From the entries below, tally how many lines contain "this" and report only that figure.

◆ ◆ ◆ ◆ ◆

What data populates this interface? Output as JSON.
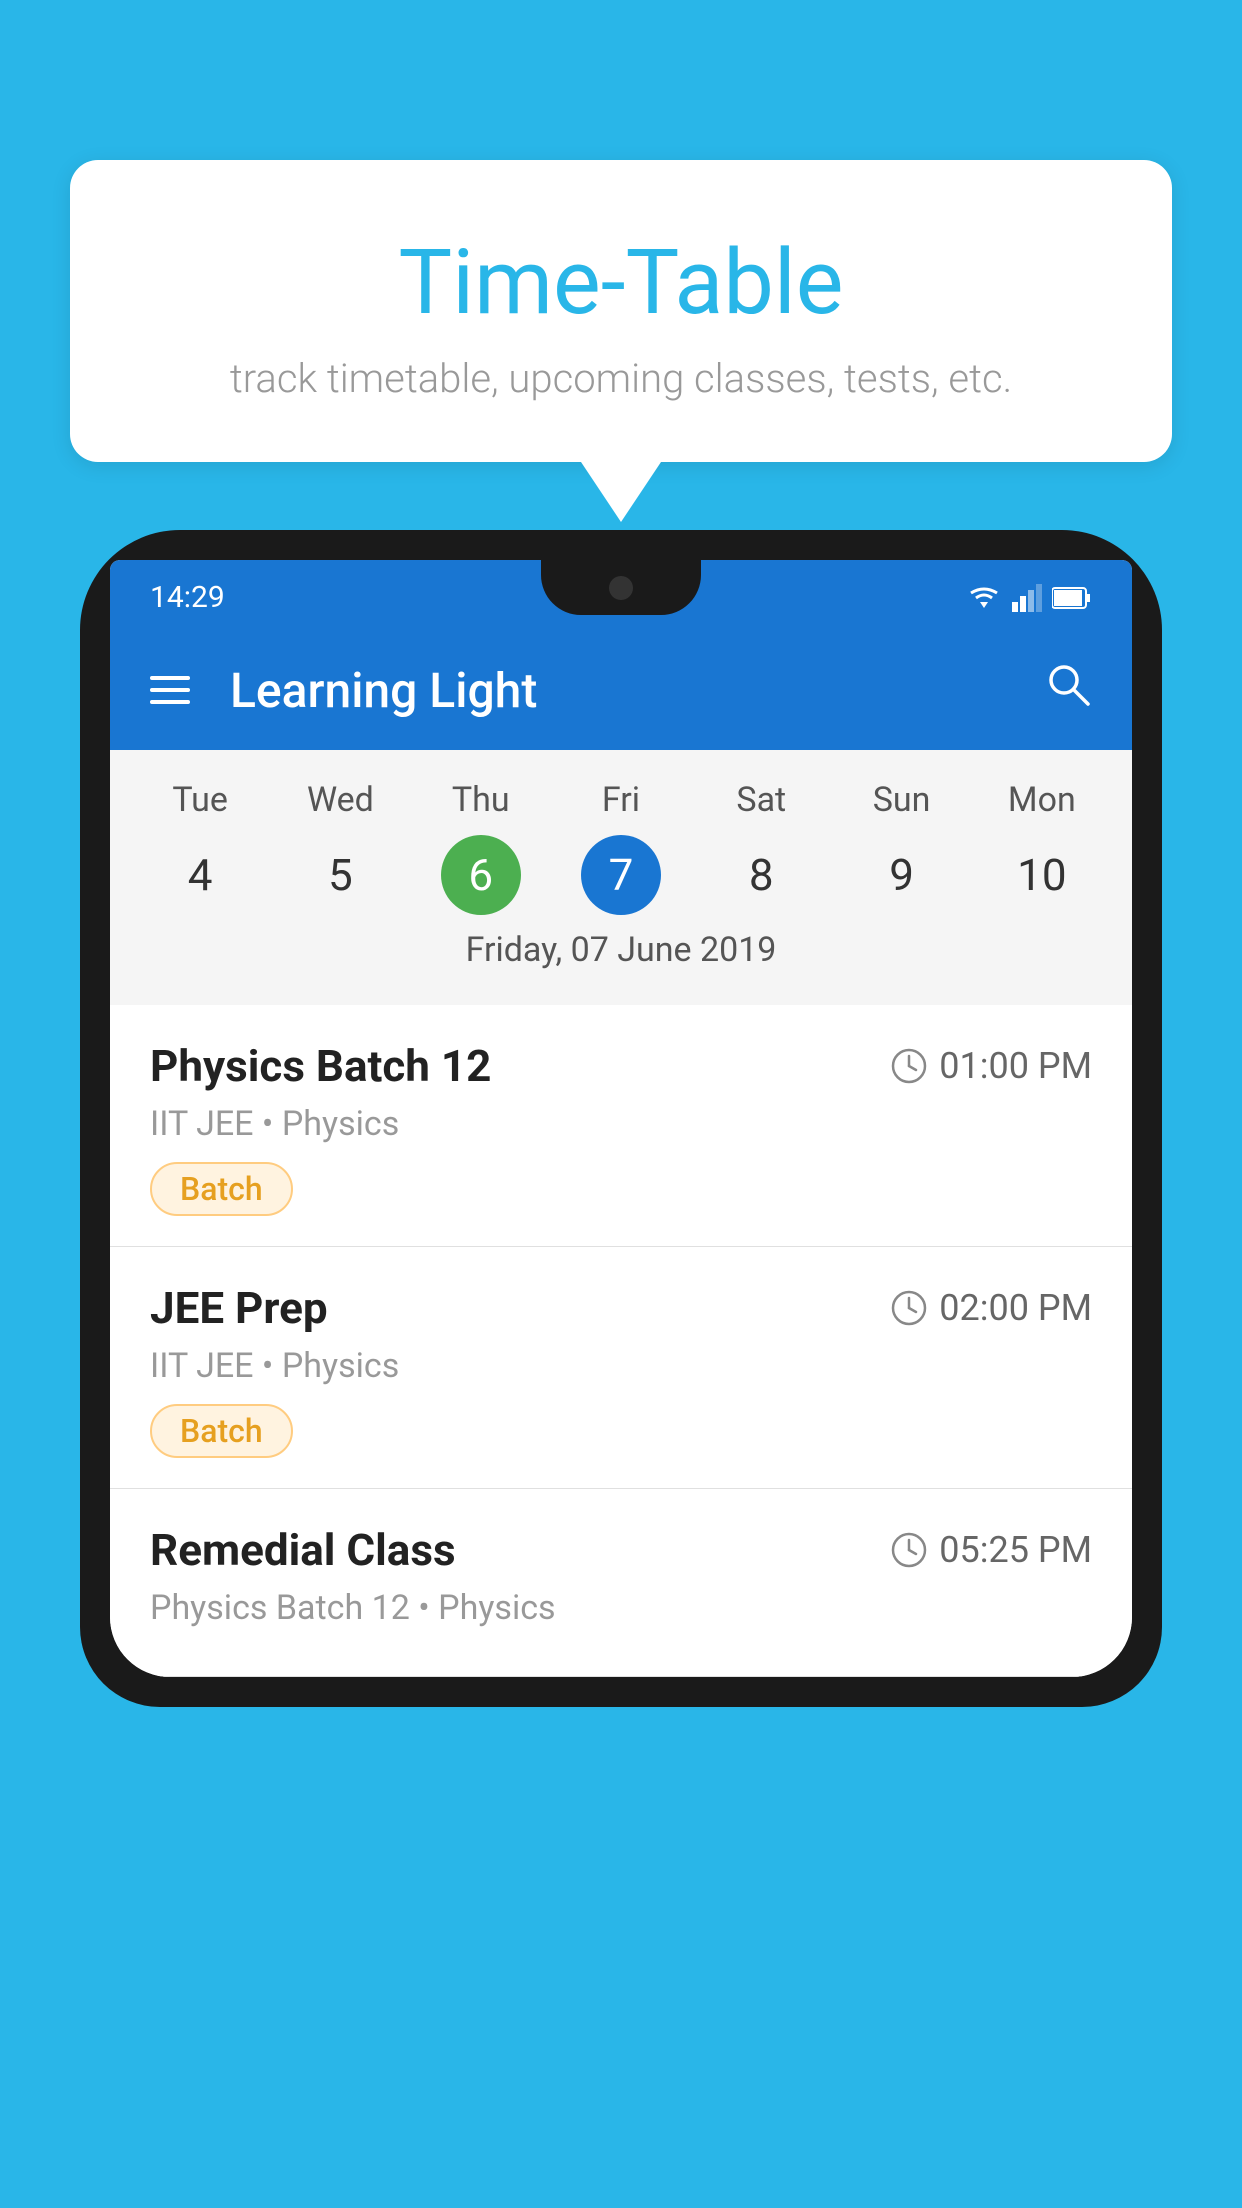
{
  "background_color": "#29b6e8",
  "bubble": {
    "title": "Time-Table",
    "subtitle": "track timetable, upcoming classes, tests, etc."
  },
  "status_bar": {
    "time": "14:29"
  },
  "app_bar": {
    "title": "Learning Light"
  },
  "calendar": {
    "days": [
      "Tue",
      "Wed",
      "Thu",
      "Fri",
      "Sat",
      "Sun",
      "Mon"
    ],
    "dates": [
      "4",
      "5",
      "6",
      "7",
      "8",
      "9",
      "10"
    ],
    "today_index": 2,
    "selected_index": 3,
    "selected_label": "Friday, 07 June 2019"
  },
  "schedule": [
    {
      "title": "Physics Batch 12",
      "time": "01:00 PM",
      "meta": "IIT JEE • Physics",
      "badge": "Batch"
    },
    {
      "title": "JEE Prep",
      "time": "02:00 PM",
      "meta": "IIT JEE • Physics",
      "badge": "Batch"
    },
    {
      "title": "Remedial Class",
      "time": "05:25 PM",
      "meta": "Physics Batch 12 • Physics",
      "badge": null
    }
  ],
  "icons": {
    "hamburger": "hamburger-menu",
    "search": "search",
    "clock": "⏱"
  }
}
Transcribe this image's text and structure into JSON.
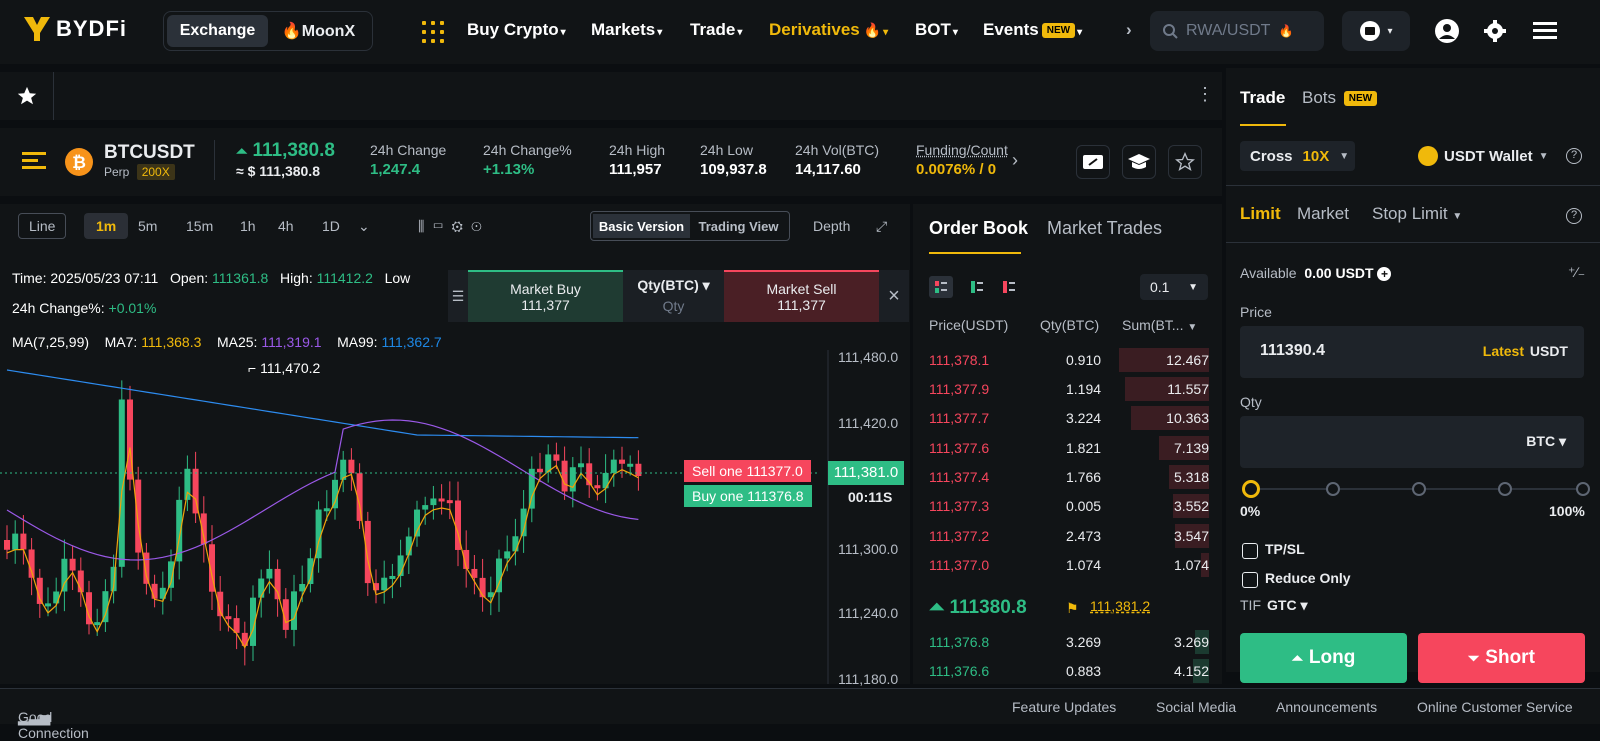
{
  "nav": {
    "logo": "BYDFi",
    "exchange_toggle": [
      "Exchange",
      "🔥MoonX"
    ],
    "menus": [
      "Buy Crypto",
      "Markets",
      "Trade",
      "Derivatives",
      "BOT",
      "Events"
    ],
    "events_badge": "NEW",
    "search_placeholder": "RWA/USDT"
  },
  "ticker": {
    "symbol": "BTCUSDT",
    "type": "Perp",
    "leverage": "200X",
    "last_price": "111,380.8",
    "last_price_usd": "≈ $ 111,380.8",
    "stats": [
      {
        "label": "24h Change",
        "value": "1,247.4"
      },
      {
        "label": "24h Change%",
        "value": "+1.13%"
      },
      {
        "label": "24h High",
        "value": "111,957"
      },
      {
        "label": "24h Low",
        "value": "109,937.8"
      },
      {
        "label": "24h Vol(BTC)",
        "value": "14,117.60"
      },
      {
        "label": "Funding/Count",
        "value": "0.0076% / 0"
      }
    ]
  },
  "chart_toolbar": {
    "line": "Line",
    "intervals": [
      "1m",
      "5m",
      "15m",
      "1h",
      "4h",
      "1D"
    ],
    "active_interval": "1m",
    "basic": "Basic Version",
    "tradingview": "Trading View",
    "depth": "Depth"
  },
  "chart_info": {
    "time": "Time: 2025/05/23 07:11",
    "open_label": "Open:",
    "open": "111361.8",
    "high_label": "High:",
    "high": "111412.2",
    "low_label": "Low",
    "change_label": "24h Change%:",
    "change": "+0.01%",
    "ma_label": "MA(7,25,99)",
    "ma7": "MA7: ",
    "ma7_v": "111,368.3",
    "ma25": "MA25: ",
    "ma25_v": "111,319.1",
    "ma99": "MA99: ",
    "ma99_v": "111,362.7"
  },
  "quick": {
    "buy_label": "Market Buy",
    "buy_price": "111,377",
    "qty_label": "Qty(BTC)",
    "qty_sub": "Qty",
    "sell_label": "Market Sell",
    "sell_price": "111,377"
  },
  "chart": {
    "high_marker": "111,470.2",
    "y_ticks": [
      "111,480.0",
      "111,420.0",
      "111,300.0",
      "111,240.0",
      "111,180.0"
    ],
    "sell_one": "Sell one 111377.0",
    "buy_one": "Buy one 111376.8",
    "current": "111,381.0",
    "countdown": "00:11S"
  },
  "orderbook": {
    "tabs": [
      "Order Book",
      "Market Trades"
    ],
    "precision": "0.1",
    "headers": [
      "Price(USDT)",
      "Qty(BTC)",
      "Sum(BT..."
    ],
    "asks": [
      [
        "111,378.1",
        "0.910",
        "12.467"
      ],
      [
        "111,377.9",
        "1.194",
        "11.557"
      ],
      [
        "111,377.7",
        "3.224",
        "10.363"
      ],
      [
        "111,377.6",
        "1.821",
        "7.139"
      ],
      [
        "111,377.4",
        "1.766",
        "5.318"
      ],
      [
        "111,377.3",
        "0.005",
        "3.552"
      ],
      [
        "111,377.2",
        "2.473",
        "3.547"
      ],
      [
        "111,377.0",
        "1.074",
        "1.074"
      ]
    ],
    "mid_price": "111380.8",
    "mark_price": "111,381.2",
    "bids": [
      [
        "111,376.8",
        "3.269",
        "3.269"
      ],
      [
        "111,376.6",
        "0.883",
        "4.152"
      ]
    ]
  },
  "trade": {
    "tabs": [
      "Trade",
      "Bots"
    ],
    "bots_badge": "NEW",
    "margin": "Cross",
    "lev": "10X",
    "wallet": "USDT Wallet",
    "order_types": [
      "Limit",
      "Market",
      "Stop Limit"
    ],
    "available_label": "Available",
    "available": "0.00 USDT",
    "price_label": "Price",
    "price": "111390.4",
    "latest": "Latest",
    "unit": "USDT",
    "qty_label": "Qty",
    "qty_unit": "BTC",
    "slider_min": "0%",
    "slider_max": "100%",
    "tpsl": "TP/SL",
    "reduce": "Reduce Only",
    "tif": "TIF",
    "gtc": "GTC",
    "long": "Long",
    "short": "Short"
  },
  "footer": {
    "connection": "Good Connection",
    "links": [
      "Feature Updates",
      "Social Media",
      "Announcements",
      "Online Customer Service"
    ]
  },
  "colors": {
    "accent": "#f0b90b",
    "up": "#2ebd85",
    "down": "#f6465d"
  }
}
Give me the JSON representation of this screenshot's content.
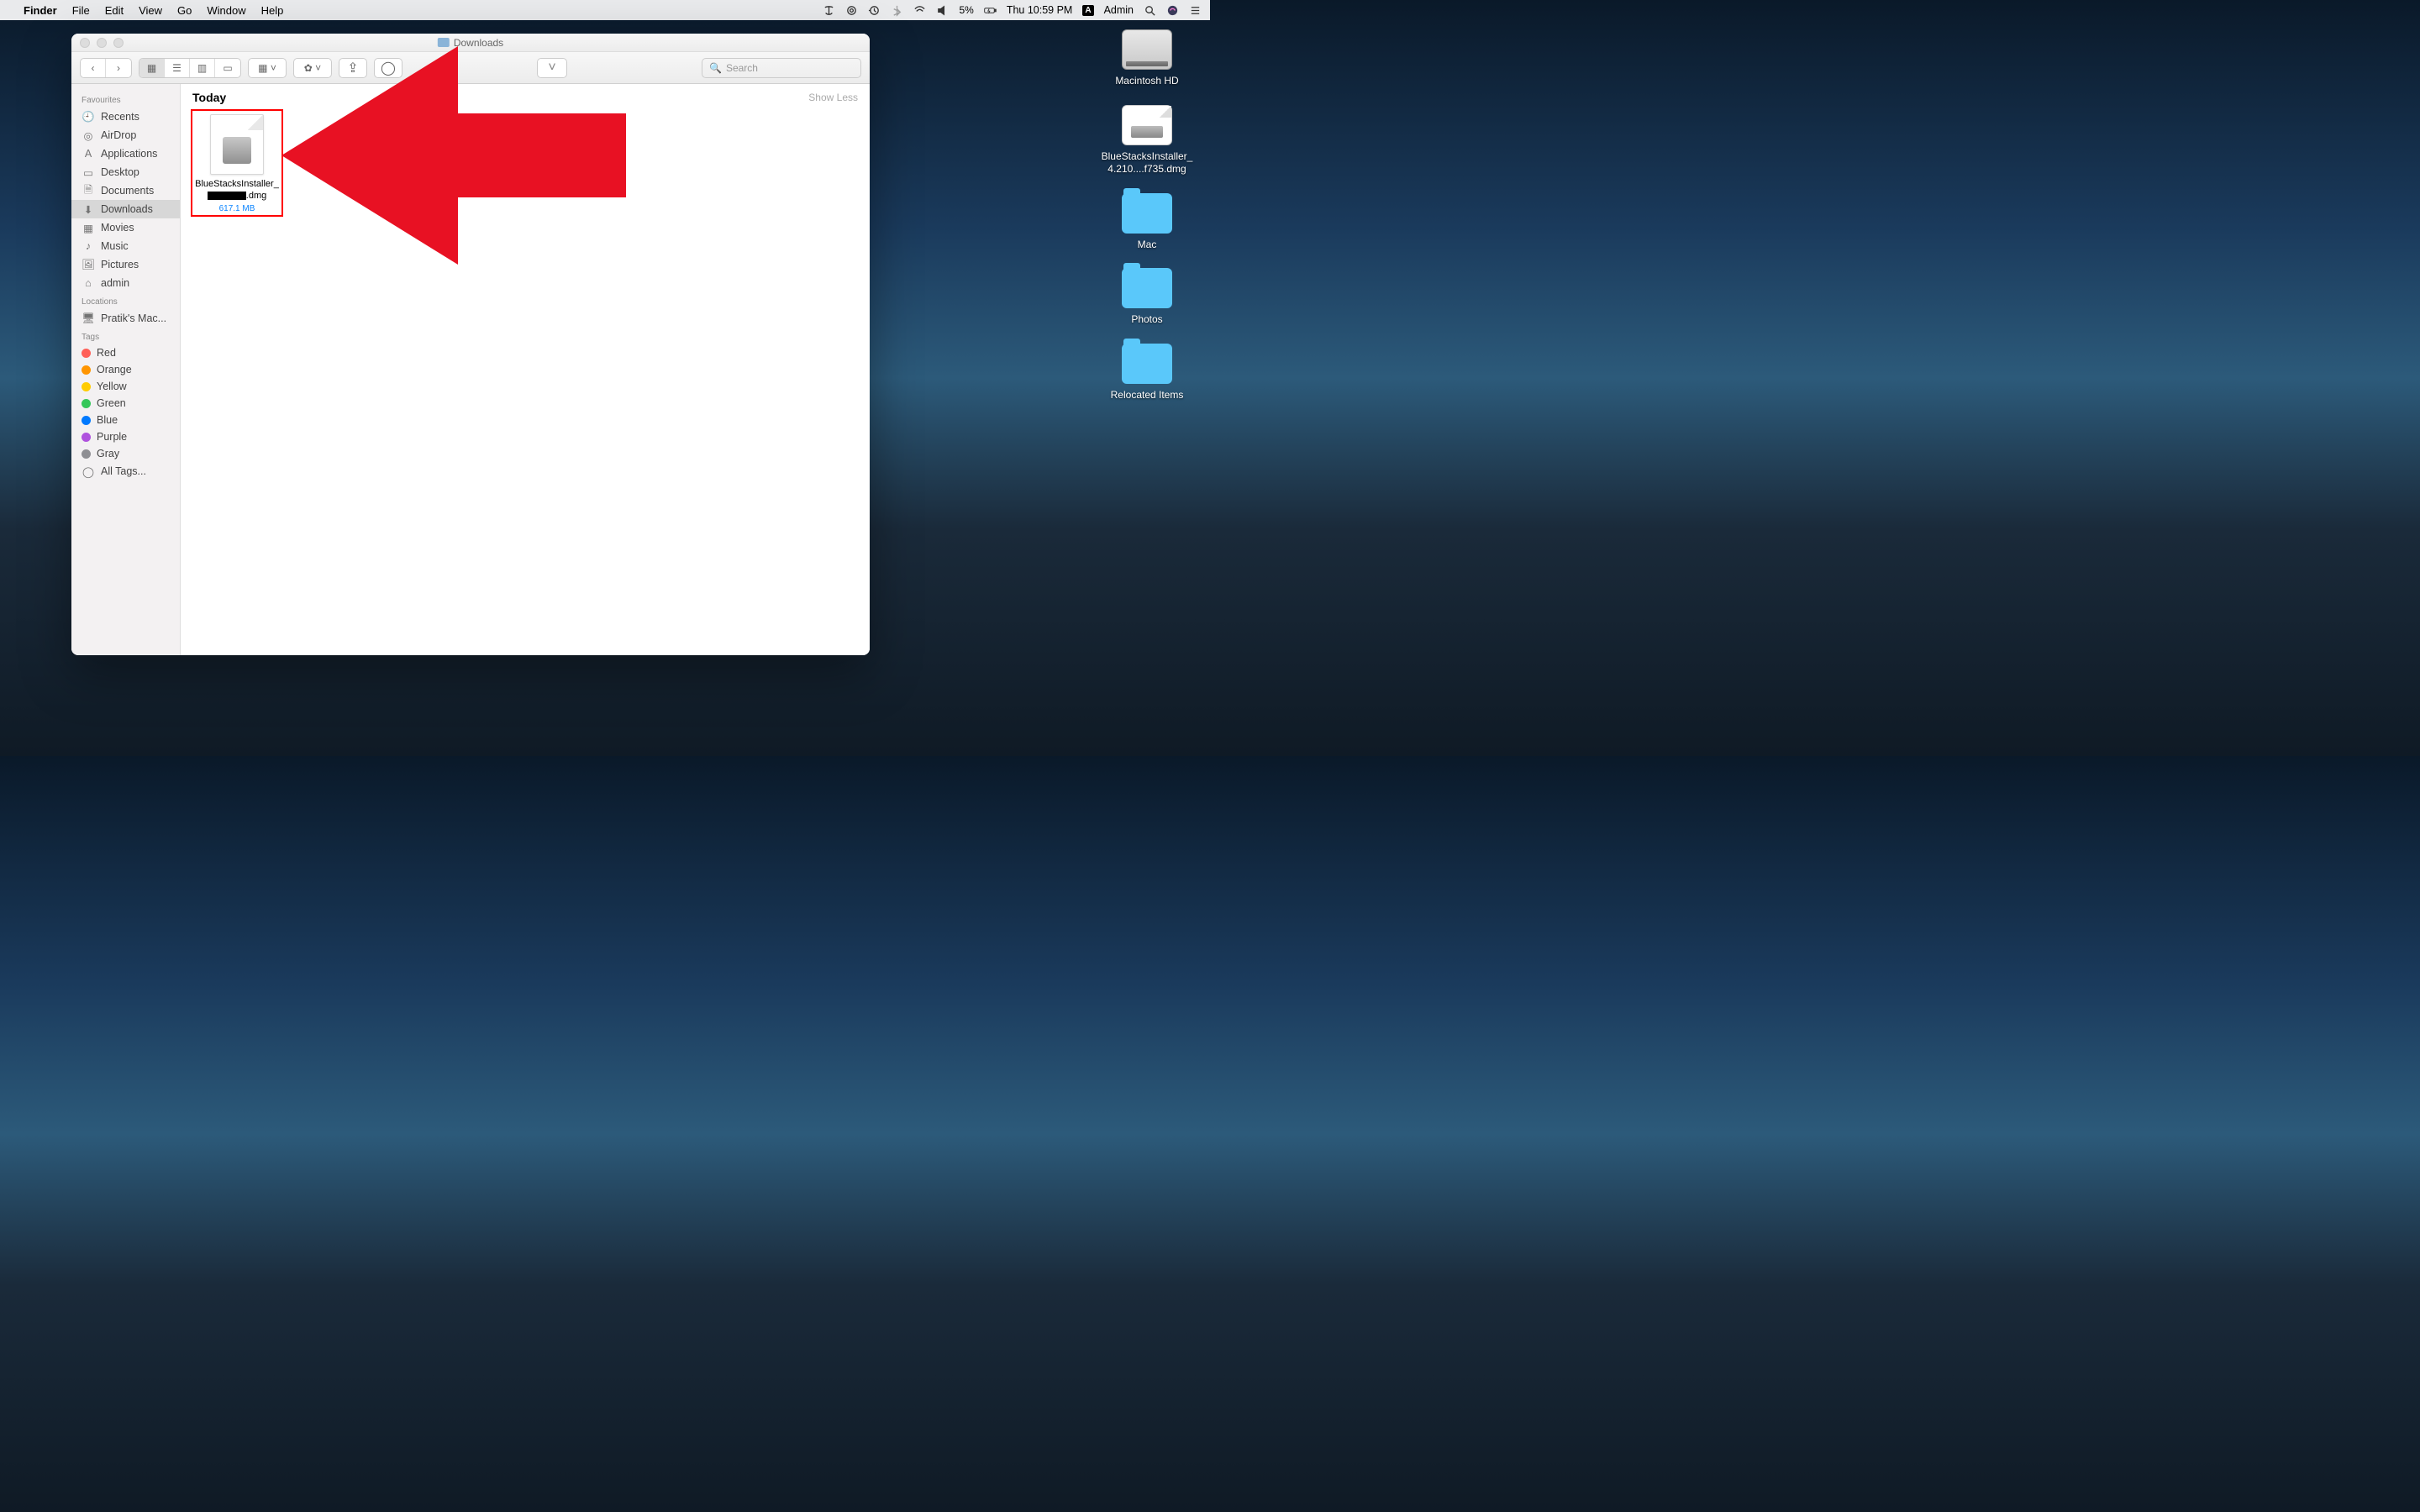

◆ ◆ ◆ ◆ ◆

**Full answer:**
3